■ **Text**
--------

  • last year

    you mix ANYTHING.. according to the label .. period..


    i treat all my indoor winter houseplants with a systemic product in early sept.. OUTSIDE.. so when i have to take them indoors in early october.. they come in 'clean' ...


    find a product that is labeled for such .. including scale ...


    this is the time of year.. plants are storing energy for next season.. so treat them soon.. else you are sucking next years growth out of them ...


    can you come up any any simple normal problems... lol .. its always something in your garden .. lol ..


    ken


    btw.. even if they die.. they wont fall off.. so they will still be there.. unless you pick them off anyway ..

    linnea56 (zone 5b Chicago) thanked ken_adrian Adrian MI cold Z5
  • last year

    Thanks, Christian and Ken. What systemic would either of you recommend?


    Good point, Ken that even after they die they'll still be glued on.


    When I've had them on other plants before, I've always wiped / scraped them off with a wet paper towel, then sprayed with Neem oil or something weekly. When I saw these, I was dismayed. There are just so many! This branch in the photo is nothing. I don't know how I failed to see these. It will take a long time to wipe all of them off : at least a systemic can start the work, and if I miss some they won't be repopulating. .


    They are usually brown when I see them. These are black. I don't know if that means they are a different sub-species? Not that it matters.


    I know, Ken - DO I ever have simple normal gardening problems? What ARE simple normal problems? In my non-gardening projects, I don't have simple normal problems either.

  • last year

    "What systemic would either of you recommend?"

    Most systemic products recommended for houseplants contain imidacloprid. While it is of little concern when using with houseplants, I'd avoid using it on any outdoor plants, especially flowering ones, as it can be toxic to honeybees.

    Follow the directions carefully and reapply as needed but always within label guidelines.

    linnea56 (zone 5b Chicago) thanked gardengal48 (PNW Z8/9)
  • last year

    not sure how helpful this is, but i managed to curb an aphid infestation on my bell peppers with soapy water. read online that it just melts the lil buggers as you wipe them off and again it seemed to work. not sure what these creatures are but hope that can be of some help

  • last year

    I’m afraid that scale are a different order of difficulty from aphids. Soapy water will not touch them due to their tough shells. Even contact insecticides won’t affect them. I’ve successfully treated a badly infested lemon tree with baby wipes, as recommended to me by a specialist citrus grower. But it took a long session just sitting with the plant on a table and firmly wiping every leaf and stem.

--------

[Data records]
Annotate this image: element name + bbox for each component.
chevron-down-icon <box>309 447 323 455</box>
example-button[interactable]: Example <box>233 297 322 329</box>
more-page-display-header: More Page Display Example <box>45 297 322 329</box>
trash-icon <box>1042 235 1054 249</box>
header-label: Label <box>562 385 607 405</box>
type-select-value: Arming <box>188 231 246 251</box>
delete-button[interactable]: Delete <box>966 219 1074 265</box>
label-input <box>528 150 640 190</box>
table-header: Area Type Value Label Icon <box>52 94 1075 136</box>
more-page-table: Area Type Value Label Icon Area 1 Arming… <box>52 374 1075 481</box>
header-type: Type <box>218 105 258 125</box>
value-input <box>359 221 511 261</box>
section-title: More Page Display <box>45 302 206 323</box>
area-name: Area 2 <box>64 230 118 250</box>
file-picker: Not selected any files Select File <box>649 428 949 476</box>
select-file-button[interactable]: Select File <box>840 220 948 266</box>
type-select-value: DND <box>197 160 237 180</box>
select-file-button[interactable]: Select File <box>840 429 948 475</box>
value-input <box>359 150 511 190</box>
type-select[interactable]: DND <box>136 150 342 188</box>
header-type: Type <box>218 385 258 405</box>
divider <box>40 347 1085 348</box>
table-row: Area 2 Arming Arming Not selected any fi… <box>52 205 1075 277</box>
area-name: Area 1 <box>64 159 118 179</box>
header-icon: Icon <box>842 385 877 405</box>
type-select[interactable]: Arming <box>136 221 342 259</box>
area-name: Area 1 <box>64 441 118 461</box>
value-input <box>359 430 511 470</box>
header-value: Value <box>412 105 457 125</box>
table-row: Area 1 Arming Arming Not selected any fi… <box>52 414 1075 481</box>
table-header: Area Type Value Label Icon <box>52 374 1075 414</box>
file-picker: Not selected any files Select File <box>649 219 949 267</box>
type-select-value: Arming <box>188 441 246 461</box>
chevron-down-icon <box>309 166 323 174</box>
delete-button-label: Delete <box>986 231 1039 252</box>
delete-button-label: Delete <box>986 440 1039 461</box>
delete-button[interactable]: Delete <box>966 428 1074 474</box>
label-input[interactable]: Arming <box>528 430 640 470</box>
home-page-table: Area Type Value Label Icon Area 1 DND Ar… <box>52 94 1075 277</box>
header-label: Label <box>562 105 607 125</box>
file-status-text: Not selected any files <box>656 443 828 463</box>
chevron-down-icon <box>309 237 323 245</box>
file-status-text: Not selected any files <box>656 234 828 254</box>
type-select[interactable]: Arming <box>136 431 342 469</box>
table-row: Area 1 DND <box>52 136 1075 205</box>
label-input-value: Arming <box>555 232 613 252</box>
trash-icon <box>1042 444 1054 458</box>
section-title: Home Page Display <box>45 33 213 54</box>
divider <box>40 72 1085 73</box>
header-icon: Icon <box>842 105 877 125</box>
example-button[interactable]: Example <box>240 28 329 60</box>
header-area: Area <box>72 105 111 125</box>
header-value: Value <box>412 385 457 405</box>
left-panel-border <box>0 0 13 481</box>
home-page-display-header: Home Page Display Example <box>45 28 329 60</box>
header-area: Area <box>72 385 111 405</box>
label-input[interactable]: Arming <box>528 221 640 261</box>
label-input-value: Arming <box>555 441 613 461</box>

--------

Update the houseplant forum text from "i treat all" up to and including "including scale ...", substituting "mid october" for "early october".

i treat all my indoor winter houseplants with a systemic product in early sept.. OUTSIDE.. so when i have to take them indoors in mid october.. they come in 'clean' ...


    find a product that is labeled for such .. including scale ...